● **Directions for this task**:
Please identify every line in the items below that contains the string "価値の探索", treating uppercase and lowercase as different, and copy each such line.

Coordinate annotation records
▽

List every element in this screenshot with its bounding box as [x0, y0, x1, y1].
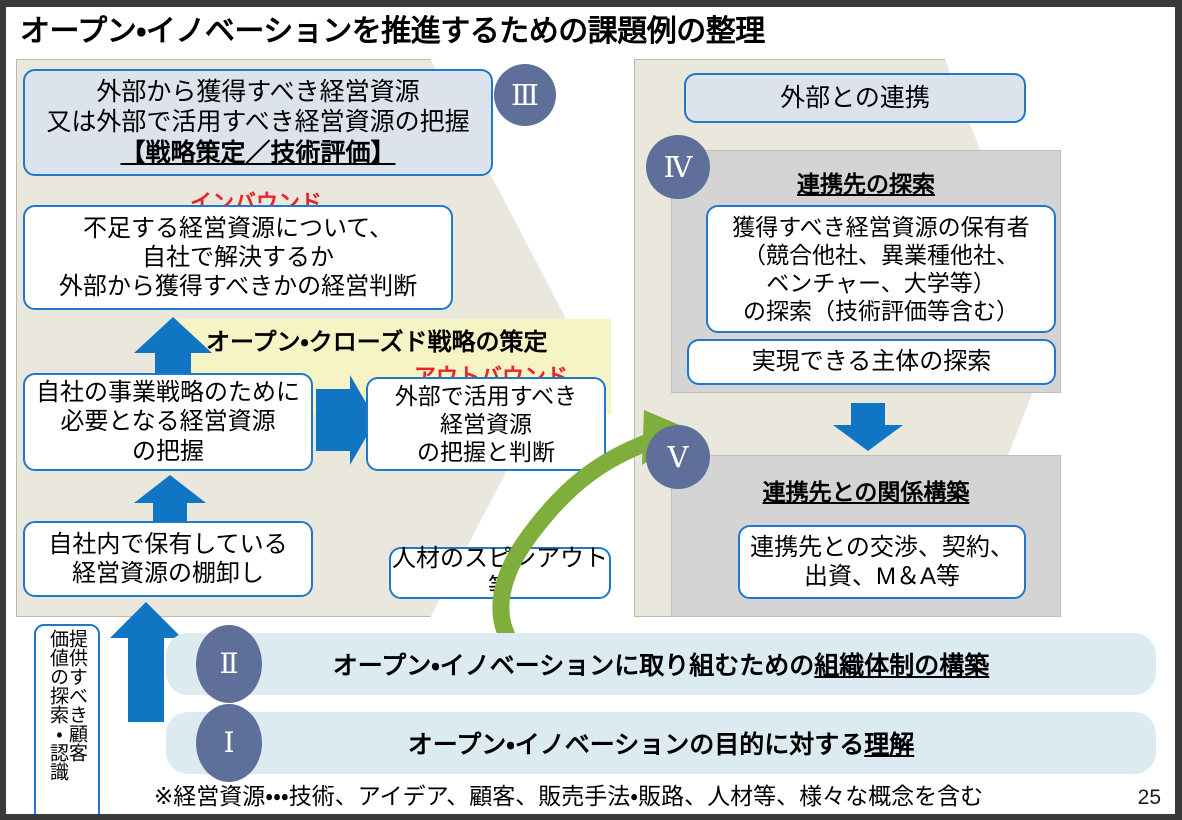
- vertical-column-left: 価値の探索・認識: [48, 629, 67, 781]
- box-line: 自社で解決するか: [142, 243, 334, 272]
- badge-ii: Ⅱ: [196, 625, 262, 703]
- bottom-bar-ii-text: オープン・イノベーションに取り組むための組織体制の構築: [333, 646, 990, 682]
- bar-text-underlined: 理解: [864, 731, 914, 759]
- box-line: 実現できる主体の探索: [752, 347, 992, 376]
- box-customer-value-exploration: 提供すべき顧客 価値の探索・認識: [34, 624, 100, 820]
- box-line: （競合他社、異業種他社、: [743, 241, 1019, 269]
- bottom-bar-i-text: オープン・イノベーションの目的に対する理解: [408, 725, 915, 761]
- bar-text-plain: オープン・イノベーションの目的に対する: [408, 731, 865, 759]
- box-partner-relationship: 連携先との交渉、契約、 出資、M＆A等: [738, 525, 1026, 599]
- bottom-bar-i: オープン・イノベーションの目的に対する理解: [166, 712, 1156, 774]
- page-title: オープン・イノベーションを推進するための課題例の整理: [20, 10, 1020, 54]
- bar-text-underlined: 組織体制の構築: [814, 652, 989, 680]
- box-line: 不足する経営資源について、: [83, 214, 393, 243]
- box-partner-search: 獲得すべき経営資源の保有者 （競合他社、異業種他社、 ベンチャー、大学等） の探…: [706, 205, 1056, 333]
- box-resource-inventory: 自社内で保有している 経営資源の棚卸し: [23, 521, 313, 597]
- arrow-base-tick-2: [128, 714, 164, 717]
- page-number: 25: [1138, 786, 1161, 810]
- box-line-emphasis: 【戦略策定／技術評価】: [120, 138, 395, 169]
- group-iv-heading: 連携先の探索: [686, 165, 1046, 199]
- box-inbound-decision: 不足する経営資源について、 自社で解決するか 外部から獲得すべきかの経営判断: [23, 205, 453, 310]
- box-line: 自社の事業戦略のために: [36, 378, 300, 407]
- arrow-base-tick-1: [128, 707, 164, 710]
- box-capable-entity-search: 実現できる主体の探索: [687, 339, 1056, 385]
- vertical-column-right: 提供すべき顧客: [67, 629, 86, 762]
- box-line: 自社内で保有している: [48, 530, 287, 559]
- box-line: の把握: [132, 437, 204, 466]
- box-line: 外部から獲得すべきかの経営判断: [59, 272, 417, 301]
- group-v-heading: 連携先との関係構築: [686, 473, 1046, 507]
- box-external-resources: 外部から獲得すべき経営資源 又は外部で活用すべき経営資源の把握 【戦略策定／技術…: [23, 69, 493, 176]
- arrow-down-to-group-v-icon: [833, 403, 903, 451]
- box-external-collaboration: 外部との連携: [684, 73, 1026, 123]
- box-line: 獲得すべき経営資源の保有者: [732, 213, 1029, 241]
- box-line: 経営資源の棚卸し: [72, 559, 264, 588]
- box-line: 連携先との交渉、契約、: [750, 533, 1014, 562]
- box-line: 外部から獲得すべき経営資源: [96, 77, 419, 108]
- box-line: 又は外部で活用すべき経営資源の把握: [46, 107, 469, 138]
- box-line: 必要となる経営資源: [60, 407, 275, 436]
- box-internal-resources: 自社の事業戦略のために 必要となる経営資源 の把握: [23, 373, 313, 471]
- box-line: の探索（技術評価等含む）: [743, 297, 1019, 325]
- bottom-bar-ii: オープン・イノベーションに取り組むための組織体制の構築: [166, 633, 1156, 695]
- box-line: 外部との連携: [780, 83, 930, 114]
- bar-text-plain: オープン・イノベーションに取り組むための: [333, 652, 815, 680]
- box-line: ベンチャー、大学等）: [766, 269, 996, 297]
- badge-iii: Ⅲ: [494, 64, 556, 126]
- box-line: 出資、M＆A等: [804, 562, 960, 591]
- badge-i: Ⅰ: [196, 704, 262, 782]
- arrow-up-to-internal-icon: [134, 475, 206, 525]
- slide-canvas: オープン・イノベーションを推進するための課題例の整理 Ⅲ 外部から獲得すべき経営…: [0, 0, 1182, 820]
- footnote-text: ※経営資源・・・技術、アイデア、顧客、販売手法・販路、人材等、様々な概念を含む: [154, 777, 1094, 811]
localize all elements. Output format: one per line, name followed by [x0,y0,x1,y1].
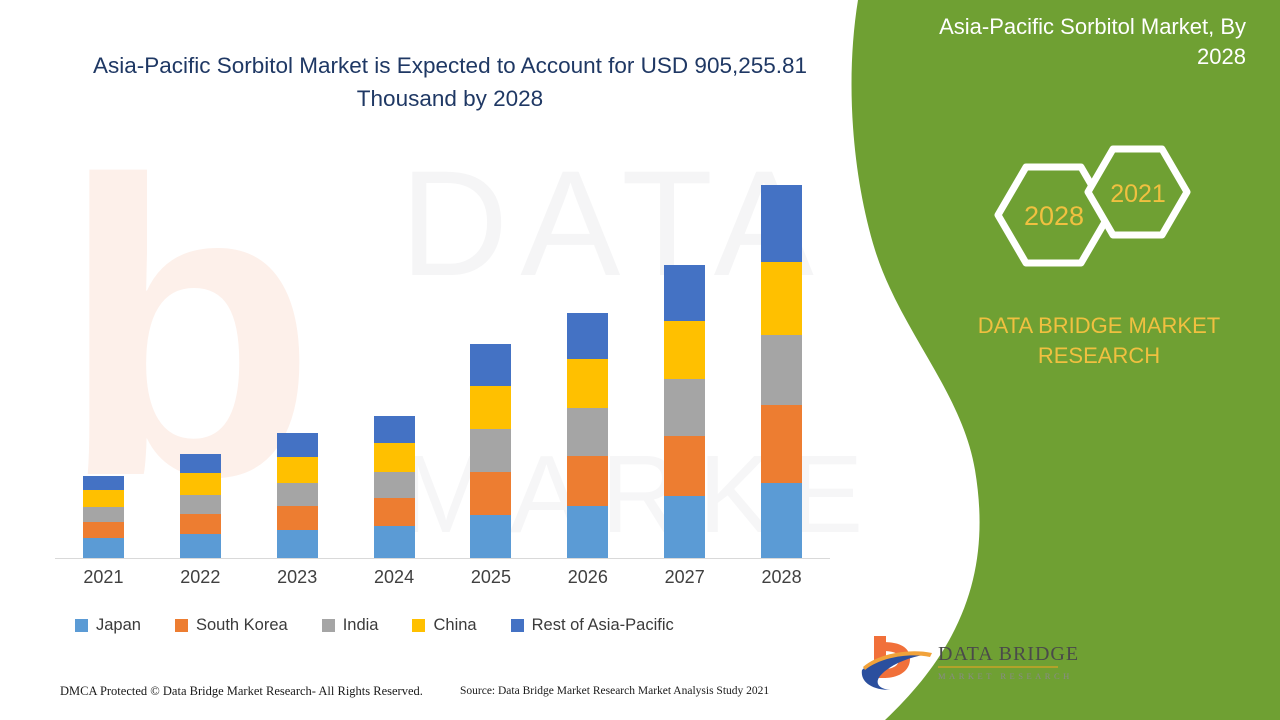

△

● **Reply**:
- vertical-column-left: 価値の探索・認識: [48, 629, 67, 781]
- box-customer-value-exploration: 提供すべき顧客 価値の探索・認識: [34, 624, 100, 820]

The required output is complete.